_EXERCISE:_
Return a copy of each line that holds the string "share".

(Collected data entries)
-=-=-=-=-

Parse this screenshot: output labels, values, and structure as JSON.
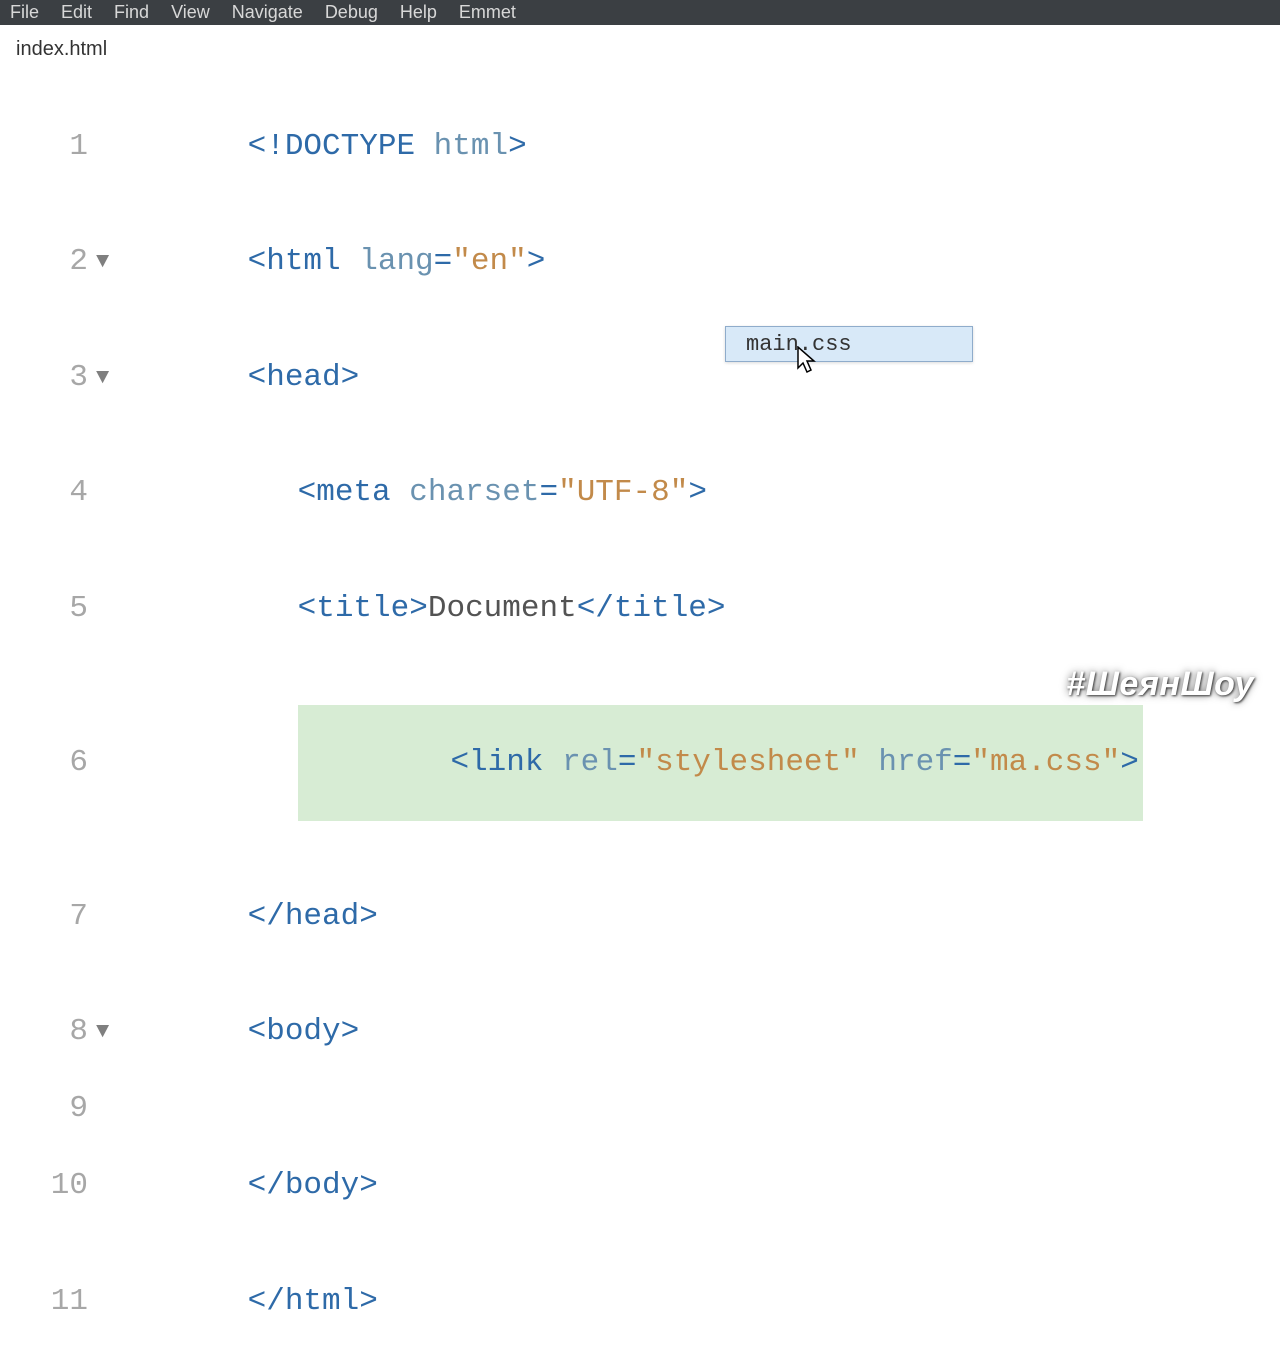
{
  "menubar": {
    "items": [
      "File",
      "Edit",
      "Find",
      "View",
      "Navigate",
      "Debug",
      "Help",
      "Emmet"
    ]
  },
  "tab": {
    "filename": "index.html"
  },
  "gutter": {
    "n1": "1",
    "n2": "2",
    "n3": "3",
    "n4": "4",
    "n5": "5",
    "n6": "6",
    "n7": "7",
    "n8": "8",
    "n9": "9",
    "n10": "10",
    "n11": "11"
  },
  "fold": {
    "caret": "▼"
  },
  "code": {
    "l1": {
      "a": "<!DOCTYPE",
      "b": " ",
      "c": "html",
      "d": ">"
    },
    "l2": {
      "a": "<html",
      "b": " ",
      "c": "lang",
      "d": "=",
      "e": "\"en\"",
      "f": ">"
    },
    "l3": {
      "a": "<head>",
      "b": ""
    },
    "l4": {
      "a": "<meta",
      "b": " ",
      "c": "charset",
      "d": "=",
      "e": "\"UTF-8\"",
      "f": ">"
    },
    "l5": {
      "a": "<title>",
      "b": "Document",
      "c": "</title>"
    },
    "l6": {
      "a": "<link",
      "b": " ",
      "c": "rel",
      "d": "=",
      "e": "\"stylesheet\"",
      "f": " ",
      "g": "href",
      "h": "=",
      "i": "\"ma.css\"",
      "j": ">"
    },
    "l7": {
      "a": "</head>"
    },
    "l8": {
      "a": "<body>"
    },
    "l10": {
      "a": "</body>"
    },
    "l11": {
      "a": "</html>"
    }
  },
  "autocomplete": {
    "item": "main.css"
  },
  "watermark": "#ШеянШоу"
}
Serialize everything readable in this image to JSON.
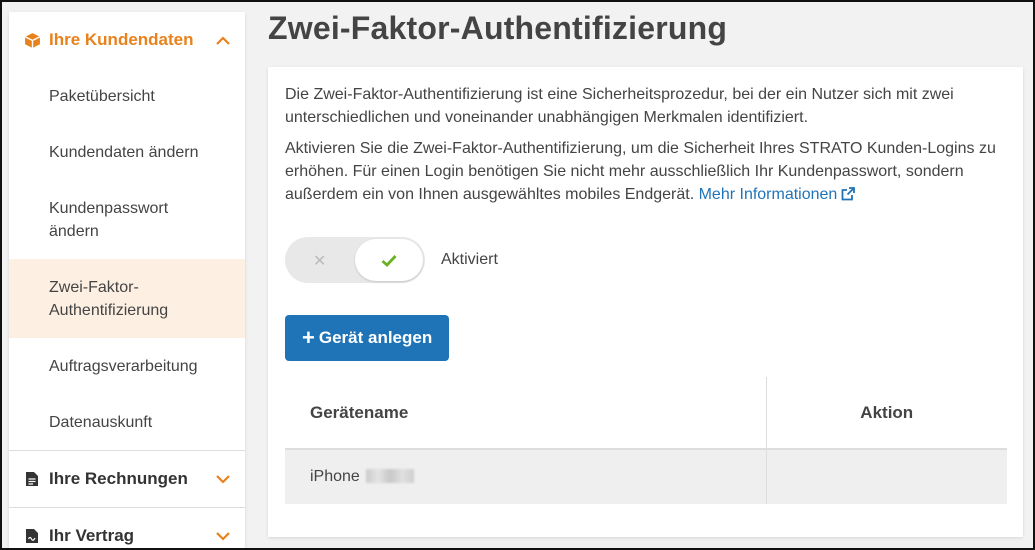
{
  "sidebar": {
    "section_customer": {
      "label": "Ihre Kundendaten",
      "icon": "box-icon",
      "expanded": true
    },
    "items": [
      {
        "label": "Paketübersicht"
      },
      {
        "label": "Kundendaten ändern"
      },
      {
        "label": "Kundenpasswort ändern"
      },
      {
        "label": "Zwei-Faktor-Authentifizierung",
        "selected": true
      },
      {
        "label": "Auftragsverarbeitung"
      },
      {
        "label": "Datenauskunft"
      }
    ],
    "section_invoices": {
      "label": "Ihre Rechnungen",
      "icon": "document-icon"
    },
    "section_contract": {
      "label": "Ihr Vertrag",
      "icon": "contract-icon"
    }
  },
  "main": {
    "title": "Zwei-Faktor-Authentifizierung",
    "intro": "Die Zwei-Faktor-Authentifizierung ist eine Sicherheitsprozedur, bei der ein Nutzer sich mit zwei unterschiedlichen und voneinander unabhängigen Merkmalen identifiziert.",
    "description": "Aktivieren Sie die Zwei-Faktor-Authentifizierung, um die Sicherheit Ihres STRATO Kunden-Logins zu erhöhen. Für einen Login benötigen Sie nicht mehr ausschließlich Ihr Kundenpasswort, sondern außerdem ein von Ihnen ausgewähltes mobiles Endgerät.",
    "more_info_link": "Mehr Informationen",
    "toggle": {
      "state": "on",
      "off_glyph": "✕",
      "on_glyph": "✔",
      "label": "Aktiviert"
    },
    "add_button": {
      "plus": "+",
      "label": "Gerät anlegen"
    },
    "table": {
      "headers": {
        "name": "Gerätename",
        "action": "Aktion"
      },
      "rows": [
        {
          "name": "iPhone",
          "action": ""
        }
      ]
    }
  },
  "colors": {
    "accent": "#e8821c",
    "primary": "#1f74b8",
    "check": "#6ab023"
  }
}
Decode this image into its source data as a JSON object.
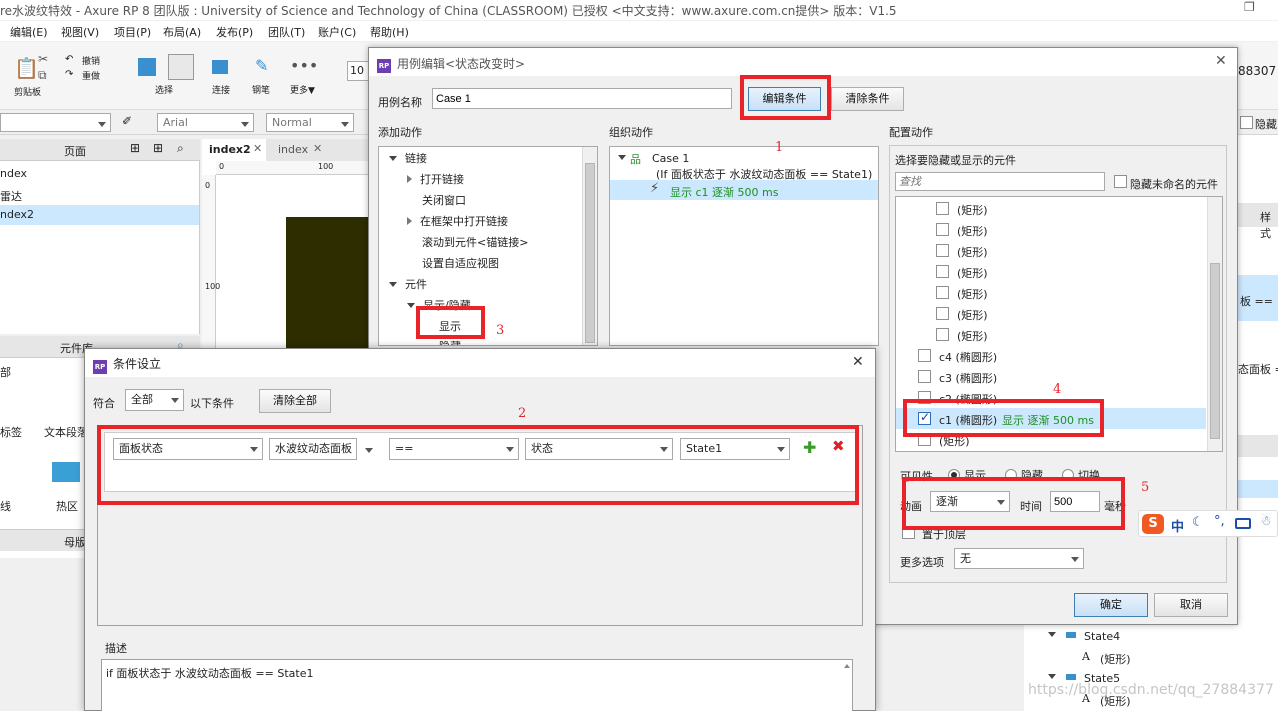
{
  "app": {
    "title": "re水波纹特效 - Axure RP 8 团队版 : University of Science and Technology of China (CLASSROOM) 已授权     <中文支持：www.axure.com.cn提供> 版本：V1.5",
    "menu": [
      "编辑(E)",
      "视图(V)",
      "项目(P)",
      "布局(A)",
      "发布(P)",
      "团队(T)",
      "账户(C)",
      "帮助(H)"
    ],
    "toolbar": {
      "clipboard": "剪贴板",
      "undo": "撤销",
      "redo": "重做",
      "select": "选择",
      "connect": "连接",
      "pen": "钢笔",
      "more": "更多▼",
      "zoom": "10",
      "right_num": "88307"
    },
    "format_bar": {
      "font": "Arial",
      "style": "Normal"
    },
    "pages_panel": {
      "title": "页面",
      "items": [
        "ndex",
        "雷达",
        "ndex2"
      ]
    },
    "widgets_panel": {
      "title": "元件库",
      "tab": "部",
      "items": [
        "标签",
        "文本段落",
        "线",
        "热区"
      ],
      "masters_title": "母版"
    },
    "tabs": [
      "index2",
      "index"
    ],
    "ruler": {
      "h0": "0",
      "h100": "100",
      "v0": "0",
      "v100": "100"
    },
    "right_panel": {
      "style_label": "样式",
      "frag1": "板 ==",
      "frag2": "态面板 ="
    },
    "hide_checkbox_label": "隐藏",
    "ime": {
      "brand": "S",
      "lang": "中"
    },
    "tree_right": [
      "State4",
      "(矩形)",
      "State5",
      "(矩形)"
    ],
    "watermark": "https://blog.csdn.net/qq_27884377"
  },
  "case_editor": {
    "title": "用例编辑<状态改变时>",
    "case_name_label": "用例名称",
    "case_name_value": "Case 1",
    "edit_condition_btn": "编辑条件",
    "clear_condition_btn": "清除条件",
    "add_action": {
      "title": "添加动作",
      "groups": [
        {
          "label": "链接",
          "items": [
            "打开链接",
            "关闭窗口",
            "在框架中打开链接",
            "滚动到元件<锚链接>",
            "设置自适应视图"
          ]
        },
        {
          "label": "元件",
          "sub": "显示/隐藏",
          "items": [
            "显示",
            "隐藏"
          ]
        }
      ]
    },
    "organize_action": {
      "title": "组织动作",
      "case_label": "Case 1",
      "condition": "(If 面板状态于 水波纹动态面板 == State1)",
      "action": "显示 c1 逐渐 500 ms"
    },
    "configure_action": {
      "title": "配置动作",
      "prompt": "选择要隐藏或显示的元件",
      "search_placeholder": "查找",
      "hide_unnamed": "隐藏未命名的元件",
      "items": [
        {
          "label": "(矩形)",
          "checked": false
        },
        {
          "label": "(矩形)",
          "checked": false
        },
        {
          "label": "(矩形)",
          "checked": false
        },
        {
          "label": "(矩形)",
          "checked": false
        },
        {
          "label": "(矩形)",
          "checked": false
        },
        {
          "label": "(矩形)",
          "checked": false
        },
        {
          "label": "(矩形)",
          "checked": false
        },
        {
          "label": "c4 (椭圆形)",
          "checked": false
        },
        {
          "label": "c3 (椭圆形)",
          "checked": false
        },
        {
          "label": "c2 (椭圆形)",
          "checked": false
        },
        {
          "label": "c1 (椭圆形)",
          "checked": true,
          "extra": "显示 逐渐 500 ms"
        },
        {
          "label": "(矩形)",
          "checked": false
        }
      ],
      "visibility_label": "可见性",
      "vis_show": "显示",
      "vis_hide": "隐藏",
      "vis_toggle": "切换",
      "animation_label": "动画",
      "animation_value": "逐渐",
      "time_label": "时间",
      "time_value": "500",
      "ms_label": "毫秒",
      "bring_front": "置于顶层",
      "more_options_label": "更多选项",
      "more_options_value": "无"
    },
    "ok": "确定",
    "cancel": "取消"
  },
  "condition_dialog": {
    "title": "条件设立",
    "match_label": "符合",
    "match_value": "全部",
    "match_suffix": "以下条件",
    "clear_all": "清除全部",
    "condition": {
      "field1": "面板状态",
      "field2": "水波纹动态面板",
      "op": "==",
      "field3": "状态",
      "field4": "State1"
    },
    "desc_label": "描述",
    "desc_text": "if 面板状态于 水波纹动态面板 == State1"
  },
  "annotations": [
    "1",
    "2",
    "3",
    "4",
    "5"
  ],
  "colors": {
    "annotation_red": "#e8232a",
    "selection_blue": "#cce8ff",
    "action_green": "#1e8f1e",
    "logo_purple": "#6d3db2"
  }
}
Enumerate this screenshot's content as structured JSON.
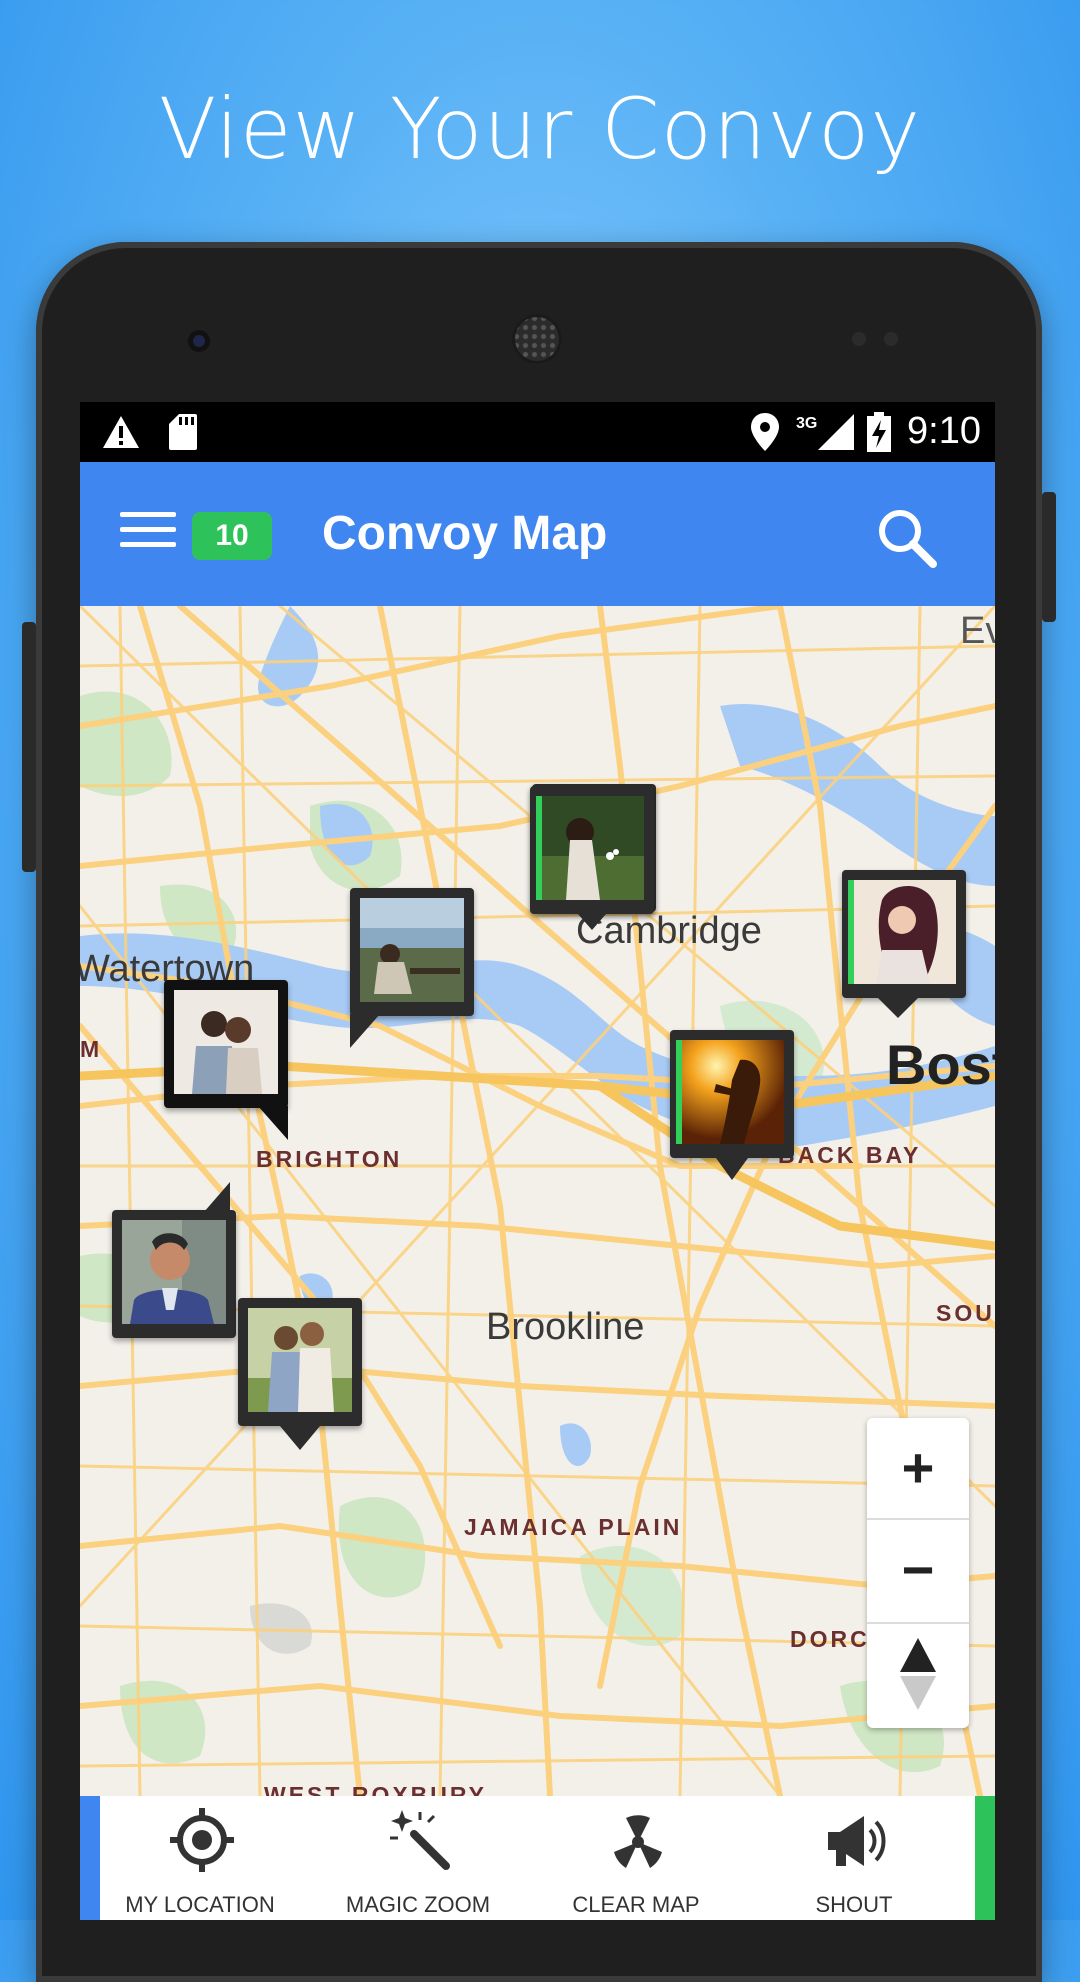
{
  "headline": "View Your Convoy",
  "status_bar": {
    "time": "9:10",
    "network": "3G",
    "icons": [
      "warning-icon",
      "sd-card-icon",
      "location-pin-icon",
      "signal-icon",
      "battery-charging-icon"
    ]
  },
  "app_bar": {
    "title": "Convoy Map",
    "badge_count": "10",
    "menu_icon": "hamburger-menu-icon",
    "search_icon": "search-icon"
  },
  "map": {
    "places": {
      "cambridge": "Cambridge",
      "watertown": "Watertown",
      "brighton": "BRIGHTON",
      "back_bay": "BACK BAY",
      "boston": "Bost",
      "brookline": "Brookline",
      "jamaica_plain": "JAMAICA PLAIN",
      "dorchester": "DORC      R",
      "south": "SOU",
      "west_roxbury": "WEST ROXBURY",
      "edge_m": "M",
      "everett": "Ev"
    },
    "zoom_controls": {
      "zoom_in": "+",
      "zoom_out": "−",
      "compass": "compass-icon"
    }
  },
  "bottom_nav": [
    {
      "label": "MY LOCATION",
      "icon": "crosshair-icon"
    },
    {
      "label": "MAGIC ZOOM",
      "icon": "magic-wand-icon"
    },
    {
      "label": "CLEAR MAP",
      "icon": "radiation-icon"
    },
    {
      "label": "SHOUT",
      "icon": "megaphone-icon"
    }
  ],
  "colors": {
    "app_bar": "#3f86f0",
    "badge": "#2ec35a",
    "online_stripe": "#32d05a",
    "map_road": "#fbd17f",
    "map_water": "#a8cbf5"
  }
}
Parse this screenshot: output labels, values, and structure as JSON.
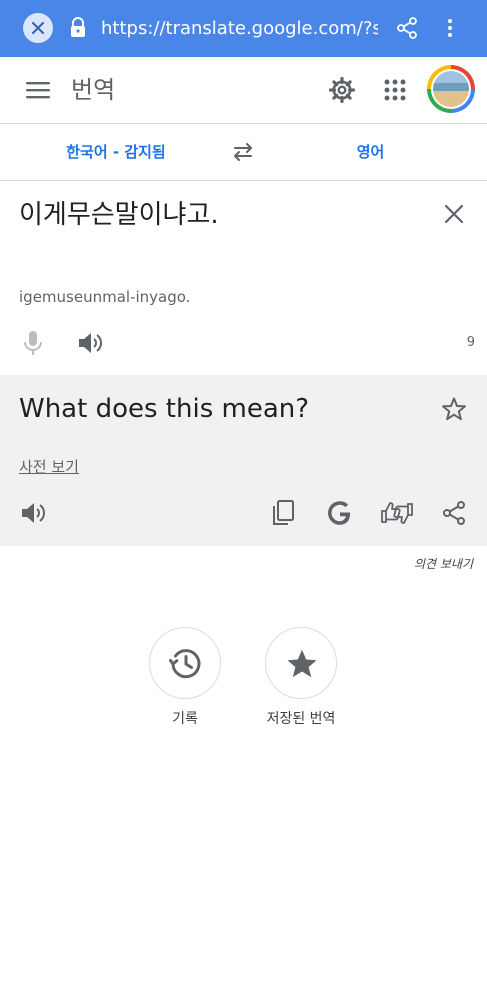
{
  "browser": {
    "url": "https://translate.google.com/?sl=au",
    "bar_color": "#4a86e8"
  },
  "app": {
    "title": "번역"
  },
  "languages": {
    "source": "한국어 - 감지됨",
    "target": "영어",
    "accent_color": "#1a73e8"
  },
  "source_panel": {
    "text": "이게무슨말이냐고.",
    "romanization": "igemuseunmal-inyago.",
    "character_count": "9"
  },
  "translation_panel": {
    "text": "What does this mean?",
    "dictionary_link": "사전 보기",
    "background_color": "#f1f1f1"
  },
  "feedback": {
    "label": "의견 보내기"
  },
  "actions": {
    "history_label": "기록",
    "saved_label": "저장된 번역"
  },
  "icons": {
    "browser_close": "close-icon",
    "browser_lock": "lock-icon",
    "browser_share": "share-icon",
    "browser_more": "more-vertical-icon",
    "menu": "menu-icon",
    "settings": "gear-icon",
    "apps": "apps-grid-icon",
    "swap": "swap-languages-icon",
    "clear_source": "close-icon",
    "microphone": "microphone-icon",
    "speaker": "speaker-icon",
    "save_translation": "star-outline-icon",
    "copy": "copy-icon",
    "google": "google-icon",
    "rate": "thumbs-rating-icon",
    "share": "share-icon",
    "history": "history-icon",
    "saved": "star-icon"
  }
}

-=-=-=-=-

_WRITTEN REPLY:_
    "browser_share": "share-icon",
    "share": "share-icon",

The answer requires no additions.